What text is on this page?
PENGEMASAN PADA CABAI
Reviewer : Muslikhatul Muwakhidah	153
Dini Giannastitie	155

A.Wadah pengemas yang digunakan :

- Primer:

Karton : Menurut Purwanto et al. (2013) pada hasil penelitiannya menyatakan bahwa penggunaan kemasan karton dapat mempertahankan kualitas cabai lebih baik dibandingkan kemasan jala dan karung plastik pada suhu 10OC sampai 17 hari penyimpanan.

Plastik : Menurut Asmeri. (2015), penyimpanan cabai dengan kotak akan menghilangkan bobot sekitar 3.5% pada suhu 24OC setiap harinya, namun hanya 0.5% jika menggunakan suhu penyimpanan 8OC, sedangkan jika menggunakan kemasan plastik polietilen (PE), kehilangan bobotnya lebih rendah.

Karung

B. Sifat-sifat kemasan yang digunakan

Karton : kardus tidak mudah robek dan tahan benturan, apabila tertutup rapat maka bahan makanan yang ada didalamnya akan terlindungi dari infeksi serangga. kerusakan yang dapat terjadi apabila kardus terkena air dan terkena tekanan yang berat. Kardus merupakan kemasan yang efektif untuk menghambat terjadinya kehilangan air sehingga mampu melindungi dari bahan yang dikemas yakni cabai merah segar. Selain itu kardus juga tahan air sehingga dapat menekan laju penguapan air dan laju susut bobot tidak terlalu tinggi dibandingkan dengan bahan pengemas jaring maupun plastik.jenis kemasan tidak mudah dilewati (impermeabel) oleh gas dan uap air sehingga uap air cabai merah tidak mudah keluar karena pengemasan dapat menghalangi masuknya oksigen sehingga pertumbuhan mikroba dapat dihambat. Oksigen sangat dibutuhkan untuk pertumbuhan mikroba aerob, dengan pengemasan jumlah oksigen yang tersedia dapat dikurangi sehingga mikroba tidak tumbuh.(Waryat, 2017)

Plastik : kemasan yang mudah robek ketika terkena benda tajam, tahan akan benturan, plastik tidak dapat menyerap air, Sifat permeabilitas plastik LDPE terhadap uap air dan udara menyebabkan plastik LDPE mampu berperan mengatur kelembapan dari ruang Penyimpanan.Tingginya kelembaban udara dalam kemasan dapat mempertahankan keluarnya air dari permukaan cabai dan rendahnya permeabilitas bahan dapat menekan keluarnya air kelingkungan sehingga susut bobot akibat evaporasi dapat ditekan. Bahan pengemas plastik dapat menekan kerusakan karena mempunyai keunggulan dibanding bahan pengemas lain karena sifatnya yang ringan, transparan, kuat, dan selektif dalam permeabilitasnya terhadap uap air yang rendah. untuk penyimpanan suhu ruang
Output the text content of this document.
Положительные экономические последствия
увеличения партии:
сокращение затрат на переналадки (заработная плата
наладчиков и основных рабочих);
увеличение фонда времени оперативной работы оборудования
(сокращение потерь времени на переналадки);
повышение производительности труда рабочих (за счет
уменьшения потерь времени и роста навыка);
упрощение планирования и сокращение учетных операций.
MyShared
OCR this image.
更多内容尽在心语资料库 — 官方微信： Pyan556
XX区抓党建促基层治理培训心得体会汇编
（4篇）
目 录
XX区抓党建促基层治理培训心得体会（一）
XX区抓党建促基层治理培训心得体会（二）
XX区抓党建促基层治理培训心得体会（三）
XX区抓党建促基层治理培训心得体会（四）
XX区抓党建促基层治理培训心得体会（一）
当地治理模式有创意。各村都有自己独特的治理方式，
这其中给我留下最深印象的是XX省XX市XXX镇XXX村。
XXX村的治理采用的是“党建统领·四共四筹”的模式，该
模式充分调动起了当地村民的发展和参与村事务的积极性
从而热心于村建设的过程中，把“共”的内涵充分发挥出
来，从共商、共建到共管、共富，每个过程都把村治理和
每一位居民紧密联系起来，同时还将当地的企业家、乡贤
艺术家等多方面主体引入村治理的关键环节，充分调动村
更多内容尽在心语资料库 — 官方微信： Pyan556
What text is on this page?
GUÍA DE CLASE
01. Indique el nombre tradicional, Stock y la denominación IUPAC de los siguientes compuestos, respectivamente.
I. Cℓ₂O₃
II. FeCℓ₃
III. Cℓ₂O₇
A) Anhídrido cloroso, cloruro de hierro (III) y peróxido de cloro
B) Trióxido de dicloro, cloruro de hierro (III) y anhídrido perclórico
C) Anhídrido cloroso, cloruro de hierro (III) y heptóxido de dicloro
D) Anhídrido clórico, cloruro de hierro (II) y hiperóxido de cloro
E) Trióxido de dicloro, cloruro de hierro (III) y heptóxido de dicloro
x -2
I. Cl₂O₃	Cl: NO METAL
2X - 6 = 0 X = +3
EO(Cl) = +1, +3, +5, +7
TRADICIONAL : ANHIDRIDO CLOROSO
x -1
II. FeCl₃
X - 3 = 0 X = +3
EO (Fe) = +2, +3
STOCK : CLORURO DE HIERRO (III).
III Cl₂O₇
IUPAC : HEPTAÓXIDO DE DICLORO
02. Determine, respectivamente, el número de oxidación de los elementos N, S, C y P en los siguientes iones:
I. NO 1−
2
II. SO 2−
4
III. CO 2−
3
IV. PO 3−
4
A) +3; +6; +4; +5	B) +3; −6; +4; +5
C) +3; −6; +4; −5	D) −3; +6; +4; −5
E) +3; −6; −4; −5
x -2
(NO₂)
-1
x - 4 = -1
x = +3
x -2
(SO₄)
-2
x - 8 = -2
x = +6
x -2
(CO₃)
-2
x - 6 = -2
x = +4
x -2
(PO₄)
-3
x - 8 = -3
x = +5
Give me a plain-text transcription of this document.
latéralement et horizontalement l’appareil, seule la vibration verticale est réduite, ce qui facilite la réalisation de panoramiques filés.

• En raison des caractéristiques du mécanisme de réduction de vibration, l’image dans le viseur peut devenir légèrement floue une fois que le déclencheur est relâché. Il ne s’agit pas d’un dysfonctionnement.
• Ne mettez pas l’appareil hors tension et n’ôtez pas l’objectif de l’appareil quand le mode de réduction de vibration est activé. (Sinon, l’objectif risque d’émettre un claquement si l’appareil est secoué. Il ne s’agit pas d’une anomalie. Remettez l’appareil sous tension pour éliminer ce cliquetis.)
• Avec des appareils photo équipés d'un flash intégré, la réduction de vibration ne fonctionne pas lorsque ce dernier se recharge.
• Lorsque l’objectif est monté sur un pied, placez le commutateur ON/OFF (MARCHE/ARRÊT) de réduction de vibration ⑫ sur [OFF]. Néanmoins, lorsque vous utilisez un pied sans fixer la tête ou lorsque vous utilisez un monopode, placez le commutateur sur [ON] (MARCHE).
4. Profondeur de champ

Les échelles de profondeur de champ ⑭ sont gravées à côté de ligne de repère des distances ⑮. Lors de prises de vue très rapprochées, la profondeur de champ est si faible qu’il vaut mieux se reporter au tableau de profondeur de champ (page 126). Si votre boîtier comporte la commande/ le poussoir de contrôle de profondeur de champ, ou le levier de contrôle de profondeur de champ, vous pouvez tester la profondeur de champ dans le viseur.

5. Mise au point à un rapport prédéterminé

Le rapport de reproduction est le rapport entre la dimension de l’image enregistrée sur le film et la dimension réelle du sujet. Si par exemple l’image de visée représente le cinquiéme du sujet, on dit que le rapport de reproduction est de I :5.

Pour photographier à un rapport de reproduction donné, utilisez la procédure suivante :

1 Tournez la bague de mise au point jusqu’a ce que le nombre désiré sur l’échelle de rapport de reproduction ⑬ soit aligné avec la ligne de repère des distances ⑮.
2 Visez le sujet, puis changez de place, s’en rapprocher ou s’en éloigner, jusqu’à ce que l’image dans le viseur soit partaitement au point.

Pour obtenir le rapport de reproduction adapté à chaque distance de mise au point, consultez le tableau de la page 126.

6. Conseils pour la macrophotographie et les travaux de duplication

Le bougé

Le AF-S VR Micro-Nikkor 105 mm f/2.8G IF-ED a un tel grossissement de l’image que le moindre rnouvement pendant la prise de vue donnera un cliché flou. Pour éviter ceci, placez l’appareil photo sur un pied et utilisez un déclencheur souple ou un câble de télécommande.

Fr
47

§ **What is needed**
How many lines in the listing above contain the string "рабочих"? Answer with the number only.

§ **Response below**
2